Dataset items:
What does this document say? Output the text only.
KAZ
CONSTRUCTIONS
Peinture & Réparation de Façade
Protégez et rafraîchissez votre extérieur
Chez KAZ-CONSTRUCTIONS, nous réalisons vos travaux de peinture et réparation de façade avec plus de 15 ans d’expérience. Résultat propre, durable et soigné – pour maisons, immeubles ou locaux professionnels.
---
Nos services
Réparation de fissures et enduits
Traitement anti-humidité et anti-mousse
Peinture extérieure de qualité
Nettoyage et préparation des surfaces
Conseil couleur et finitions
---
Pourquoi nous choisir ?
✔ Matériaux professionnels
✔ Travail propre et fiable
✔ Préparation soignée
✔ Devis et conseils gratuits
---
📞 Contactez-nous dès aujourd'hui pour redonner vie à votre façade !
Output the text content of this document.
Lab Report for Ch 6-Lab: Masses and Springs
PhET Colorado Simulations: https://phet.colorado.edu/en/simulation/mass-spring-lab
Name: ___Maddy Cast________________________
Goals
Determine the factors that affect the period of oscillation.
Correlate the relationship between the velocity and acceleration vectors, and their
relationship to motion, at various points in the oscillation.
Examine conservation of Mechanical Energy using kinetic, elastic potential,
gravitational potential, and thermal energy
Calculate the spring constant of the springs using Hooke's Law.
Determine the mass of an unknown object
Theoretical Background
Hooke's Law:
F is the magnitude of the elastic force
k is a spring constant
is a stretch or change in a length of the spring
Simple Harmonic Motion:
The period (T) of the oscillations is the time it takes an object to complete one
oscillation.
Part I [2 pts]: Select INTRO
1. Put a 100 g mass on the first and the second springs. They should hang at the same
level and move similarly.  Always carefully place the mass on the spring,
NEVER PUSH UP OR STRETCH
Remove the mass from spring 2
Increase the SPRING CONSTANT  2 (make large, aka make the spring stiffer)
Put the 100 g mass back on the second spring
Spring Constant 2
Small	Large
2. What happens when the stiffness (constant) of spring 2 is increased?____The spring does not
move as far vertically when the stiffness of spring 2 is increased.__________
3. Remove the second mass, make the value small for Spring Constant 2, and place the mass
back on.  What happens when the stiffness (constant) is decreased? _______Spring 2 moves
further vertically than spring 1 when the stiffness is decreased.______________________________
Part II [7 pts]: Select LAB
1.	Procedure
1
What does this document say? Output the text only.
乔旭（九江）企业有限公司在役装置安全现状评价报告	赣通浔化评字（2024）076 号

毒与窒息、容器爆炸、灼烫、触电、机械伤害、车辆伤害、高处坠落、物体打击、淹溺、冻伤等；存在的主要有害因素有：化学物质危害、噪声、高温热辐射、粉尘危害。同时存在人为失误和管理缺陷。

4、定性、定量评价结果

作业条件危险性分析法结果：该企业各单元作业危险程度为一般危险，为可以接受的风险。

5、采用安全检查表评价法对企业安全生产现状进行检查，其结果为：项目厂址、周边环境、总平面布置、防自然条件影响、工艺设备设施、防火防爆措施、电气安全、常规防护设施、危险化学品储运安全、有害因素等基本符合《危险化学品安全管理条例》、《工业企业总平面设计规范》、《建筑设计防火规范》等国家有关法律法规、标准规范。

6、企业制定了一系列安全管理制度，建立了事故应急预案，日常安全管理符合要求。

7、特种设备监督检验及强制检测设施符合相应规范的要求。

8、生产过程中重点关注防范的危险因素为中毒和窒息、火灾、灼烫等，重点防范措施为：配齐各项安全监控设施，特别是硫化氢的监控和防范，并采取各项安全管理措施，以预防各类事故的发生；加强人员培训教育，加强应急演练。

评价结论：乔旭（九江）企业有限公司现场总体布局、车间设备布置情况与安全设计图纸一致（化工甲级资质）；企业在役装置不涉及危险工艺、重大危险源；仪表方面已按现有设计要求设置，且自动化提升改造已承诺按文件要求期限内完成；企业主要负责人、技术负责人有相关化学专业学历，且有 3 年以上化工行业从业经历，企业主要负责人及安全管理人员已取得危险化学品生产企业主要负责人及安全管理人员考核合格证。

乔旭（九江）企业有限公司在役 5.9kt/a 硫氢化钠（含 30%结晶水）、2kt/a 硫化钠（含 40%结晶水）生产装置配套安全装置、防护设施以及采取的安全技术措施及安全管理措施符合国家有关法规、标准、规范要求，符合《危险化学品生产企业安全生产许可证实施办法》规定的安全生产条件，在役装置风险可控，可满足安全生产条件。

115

→ **Exercise**: From the records, copy every line that has the string "stiffness" in it.

→ **Response to this task**:
2. What happens when the stiffness (constant) of spring 2 is increased?____The spring does not
move as far vertically when the stiffness of spring 2 is increased.__________
back on.  What happens when the stiffness (constant) is decreased? _______Spring 2 moves
further vertically than spring 1 when the stiffness is decreased.______________________________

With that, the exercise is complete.